--- begin Material provided ---

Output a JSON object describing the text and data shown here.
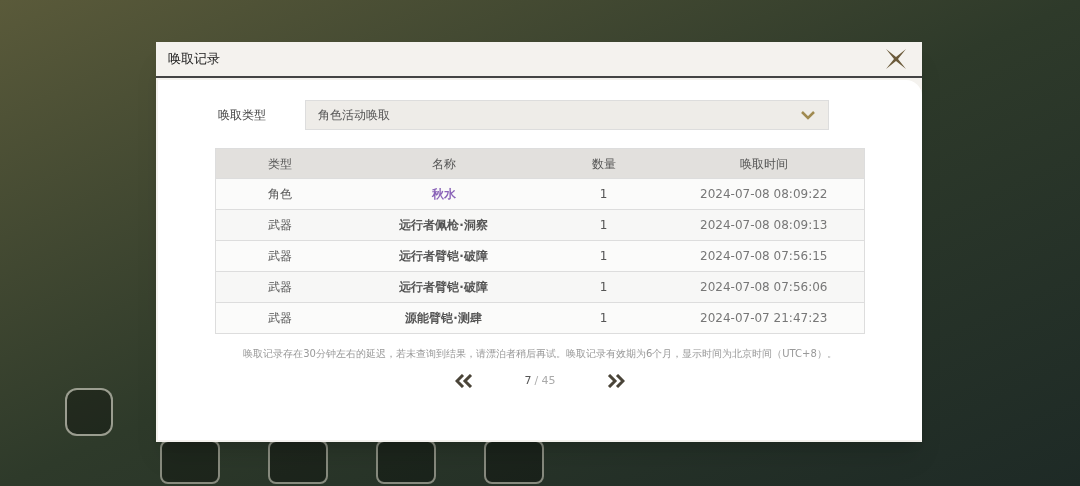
{
  "dialog": {
    "title": "唤取记录"
  },
  "filter": {
    "label": "唤取类型",
    "value": "角色活动唤取"
  },
  "table": {
    "columns": [
      "类型",
      "名称",
      "数量",
      "唤取时间"
    ],
    "rows": [
      {
        "type": "角色",
        "name": "秋水",
        "color": "#8a63b8",
        "count": "1",
        "time": "2024-07-08 08:09:22"
      },
      {
        "type": "武器",
        "name": "远行者佩枪·洞察",
        "color": "#555555",
        "count": "1",
        "time": "2024-07-08 08:09:13"
      },
      {
        "type": "武器",
        "name": "远行者臂铠·破障",
        "color": "#555555",
        "count": "1",
        "time": "2024-07-08 07:56:15"
      },
      {
        "type": "武器",
        "name": "远行者臂铠·破障",
        "color": "#555555",
        "count": "1",
        "time": "2024-07-08 07:56:06"
      },
      {
        "type": "武器",
        "name": "源能臂铠·测肆",
        "color": "#555555",
        "count": "1",
        "time": "2024-07-07 21:47:23"
      }
    ]
  },
  "note": "唤取记录存在30分钟左右的延迟，若未查询到结果，请漂泊者稍后再试。唤取记录有效期为6个月，显示时间为北京时间（UTC+8）。",
  "pagination": {
    "current": "7",
    "total": "/ 45"
  }
}
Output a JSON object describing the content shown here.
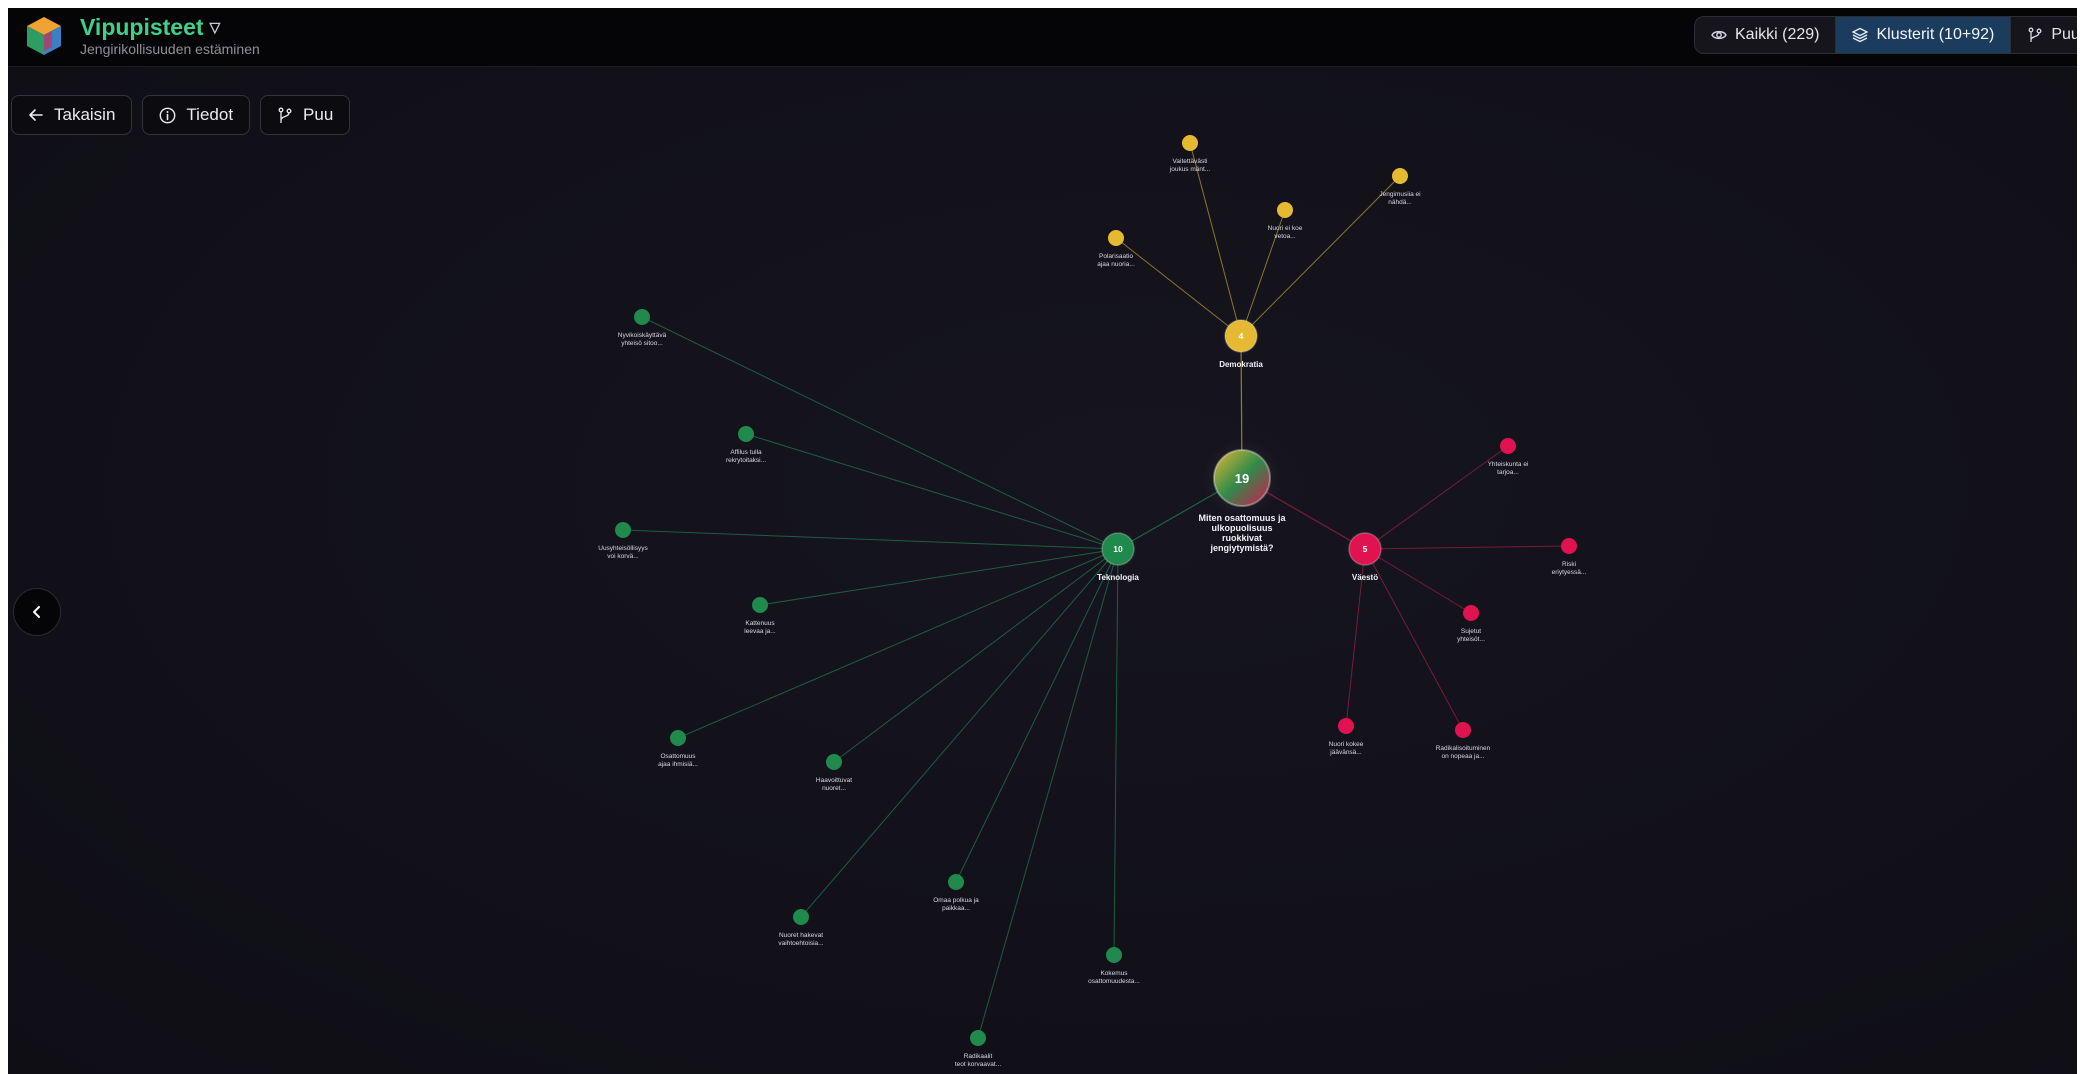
{
  "header": {
    "title": "Vipupisteet",
    "subtitle": "Jengirikollisuuden estäminen"
  },
  "view_tabs": [
    {
      "label": "Kaikki (229)",
      "icon": "eye-icon",
      "active": false
    },
    {
      "label": "Klusterit (10+92)",
      "icon": "layers-icon",
      "active": true
    },
    {
      "label": "Puun",
      "icon": "git-branch-icon",
      "active": false
    }
  ],
  "toolbar": {
    "back_label": "Takaisin",
    "info_label": "Tiedot",
    "tree_label": "Puu"
  },
  "side_toggle": {
    "icon": "chevron-left-icon"
  },
  "colors": {
    "demokratia": "#e6b933",
    "teknologia": "#1f8a4c",
    "vaesto": "#e0124f",
    "edge_green": "#1e6b48",
    "edge_yellow": "#9e8a2e",
    "edge_red": "#8a1d3c"
  },
  "graph": {
    "root": {
      "count": "19",
      "label_lines": [
        "Miten osattomuus ja",
        "ulkopuolisuus",
        "ruokkivat",
        "jengiytymistä?"
      ]
    },
    "hubs": [
      {
        "id": "demokratia",
        "count": "4",
        "label": "Demokratia",
        "color": "#e6b933"
      },
      {
        "id": "teknologia",
        "count": "10",
        "label": "Teknologia",
        "color": "#1f8a4c"
      },
      {
        "id": "vaesto",
        "count": "5",
        "label": "Väestö",
        "color": "#e0124f"
      }
    ],
    "leaves": [
      {
        "hub": "demokratia",
        "lines": [
          "Vaitettävästi",
          "joukus mänt..."
        ]
      },
      {
        "hub": "demokratia",
        "lines": [
          "Jengimusiia ei",
          "nähdä..."
        ]
      },
      {
        "hub": "demokratia",
        "lines": [
          "Nuori ei koe",
          "vetoa..."
        ]
      },
      {
        "hub": "demokratia",
        "lines": [
          "Polarisaatio",
          "ajaa nuoria..."
        ]
      },
      {
        "hub": "teknologia",
        "lines": [
          "Nyvikoiskäyttävä",
          "yhteisö sitoo..."
        ]
      },
      {
        "hub": "teknologia",
        "lines": [
          "Affilus tulla",
          "rekrytoitaksi..."
        ]
      },
      {
        "hub": "teknologia",
        "lines": [
          "Uusyhteisöllisyys",
          "voi korvä..."
        ]
      },
      {
        "hub": "teknologia",
        "lines": [
          "Kattenuus",
          "leevaa ja..."
        ]
      },
      {
        "hub": "teknologia",
        "lines": [
          "Osattomuus",
          "ajaa ihmisiä..."
        ]
      },
      {
        "hub": "teknologia",
        "lines": [
          "Haavoittuvat",
          "nuoret..."
        ]
      },
      {
        "hub": "teknologia",
        "lines": [
          "Omaa polkua ja",
          "paikkaa..."
        ]
      },
      {
        "hub": "teknologia",
        "lines": [
          "Nuoret hakevat",
          "vaihtoehtoisia..."
        ]
      },
      {
        "hub": "teknologia",
        "lines": [
          "Kokemus",
          "osattomuudesta..."
        ]
      },
      {
        "hub": "teknologia",
        "lines": [
          "Radikaalit",
          "teot korvaavat..."
        ]
      },
      {
        "hub": "vaesto",
        "lines": [
          "Yhteiskunta ei",
          "tarjoa..."
        ]
      },
      {
        "hub": "vaesto",
        "lines": [
          "Riski",
          "eriytyessä..."
        ]
      },
      {
        "hub": "vaesto",
        "lines": [
          "Sujetut",
          "yhteisöt..."
        ]
      },
      {
        "hub": "vaesto",
        "lines": [
          "Nuori kokee",
          "jäävänsä..."
        ]
      },
      {
        "hub": "vaesto",
        "lines": [
          "Radikalisoituminen",
          "on nopeaa ja..."
        ]
      }
    ]
  }
}
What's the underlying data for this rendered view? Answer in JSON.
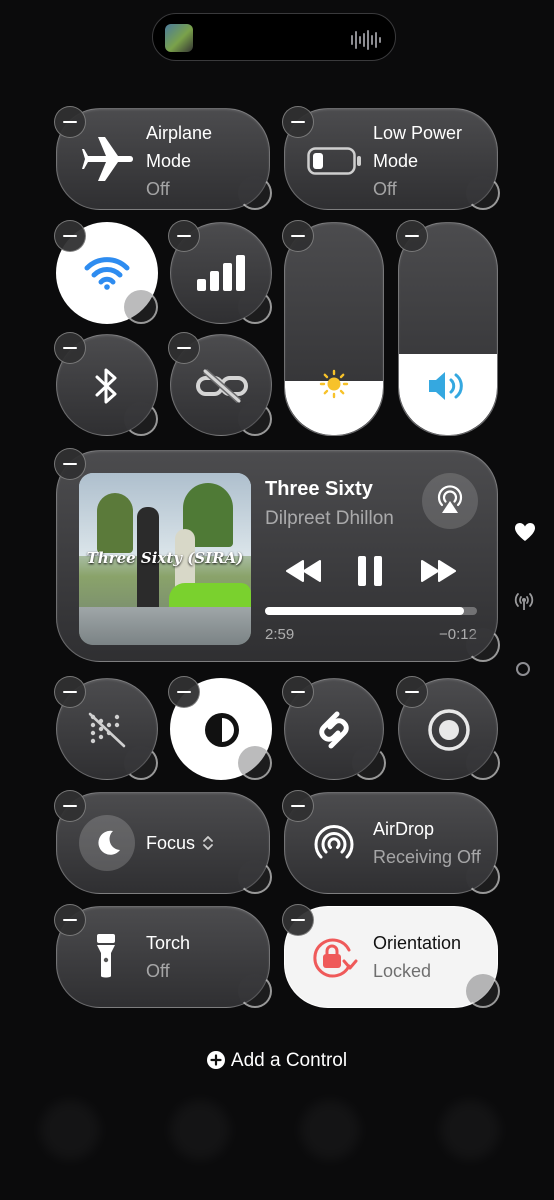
{
  "dynamic_island": {
    "activity": "now-playing",
    "thumbnail_icon": "album-art-icon",
    "waveform_icon": "waveform-icon"
  },
  "controls": {
    "airplane": {
      "title_line1": "Airplane",
      "title_line2": "Mode",
      "status": "Off"
    },
    "low_power": {
      "title_line1": "Low Power",
      "title_line2": "Mode",
      "status": "Off"
    },
    "wifi": {
      "state": "on"
    },
    "cellular": {
      "state": "on"
    },
    "bluetooth": {
      "state": "off"
    },
    "personal_hotspot": {
      "state": "off"
    },
    "brightness": {
      "level": 0.25
    },
    "volume": {
      "level": 0.38
    },
    "screen_mirroring": {
      "state": "off"
    },
    "dark_mode": {
      "state": "on"
    },
    "shazam": {
      "state": "off"
    },
    "screen_record": {
      "state": "off"
    },
    "focus": {
      "label": "Focus"
    },
    "airdrop": {
      "title": "AirDrop",
      "status": "Receiving Off"
    },
    "torch": {
      "title": "Torch",
      "status": "Off"
    },
    "orientation": {
      "title": "Orientation",
      "status": "Locked"
    }
  },
  "now_playing": {
    "title": "Three Sixty",
    "artist": "Dilpreet Dhillon",
    "elapsed": "2:59",
    "remaining": "−0:12",
    "progress": 0.94,
    "art_title": "Three Sixty (SIRA)"
  },
  "side_indicators": [
    "heart-icon",
    "antenna-icon",
    "page-dot-icon"
  ],
  "add_control": {
    "label": "Add a Control"
  },
  "colors": {
    "wifi_blue": "#2e8cf0",
    "brightness_yellow": "#f7c22a",
    "volume_blue": "#35a8e0",
    "orientation_red": "#ef5a5a"
  }
}
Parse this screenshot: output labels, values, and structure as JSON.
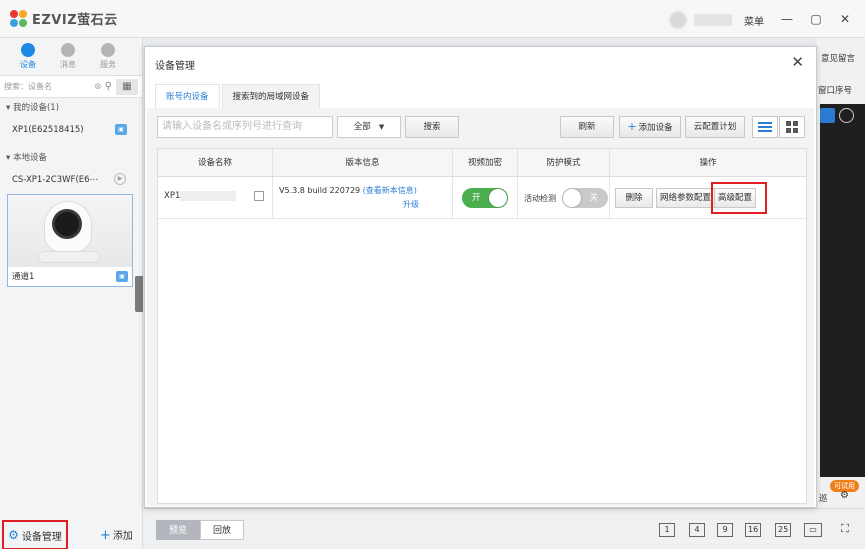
{
  "app": {
    "logo_text": "EZVIZ萤石云",
    "menu_label": "菜单",
    "min": "—",
    "max": "▢",
    "close": "✕"
  },
  "colors": {
    "accent": "#2a7fd4",
    "highlight": "#e02020",
    "toggle_on": "#4cae4f"
  },
  "sidebar": {
    "tabs": [
      {
        "label": "设备"
      },
      {
        "label": "消息"
      },
      {
        "label": "服务"
      }
    ],
    "search_placeholder": "搜索：设备名",
    "group_mine": "我的设备(1)",
    "my_device": "XP1(E62518415)",
    "group_local": "本地设备",
    "local_device": "CS-XP1-2C3WF(E6⋯",
    "channel_label": "通道1",
    "manage_label": "设备管理",
    "add_label": "添加"
  },
  "right_panel": {
    "feedback": "意见留言",
    "window_order": "窗口序号",
    "trial": "可试用",
    "patrol": "巡"
  },
  "bottom_bar": {
    "preview": "预览",
    "playback": "回放",
    "layouts": [
      "1",
      "4",
      "9",
      "16",
      "25"
    ]
  },
  "dialog": {
    "title": "设备管理",
    "close": "✕",
    "tabs": [
      {
        "label": "账号内设备",
        "active": true
      },
      {
        "label": "搜索到的局域网设备",
        "active": false
      }
    ],
    "search_placeholder": "请输入设备名或序列号进行查询",
    "filter_value": "全部",
    "search_btn": "搜索",
    "refresh_btn": "刷新",
    "add_device_btn": "添加设备",
    "cloud_plan_btn": "云配置计划",
    "columns": [
      "设备名称",
      "版本信息",
      "视频加密",
      "防护模式",
      "操作"
    ],
    "row": {
      "name": "XP1",
      "version": "V5.3.8 build 220729",
      "version_link": "(查看新本信息)",
      "upgrade": "升级",
      "encrypt_toggle": "开",
      "guard_label": "活动检测",
      "guard_toggle": "关",
      "actions": {
        "delete": "删除",
        "network": "网络参数配置",
        "advanced": "高级配置"
      }
    }
  }
}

--- end Material provided ---

Short problem
Report how many lines of the listing hold the string "object", giving only the number.

Answer to the problem
2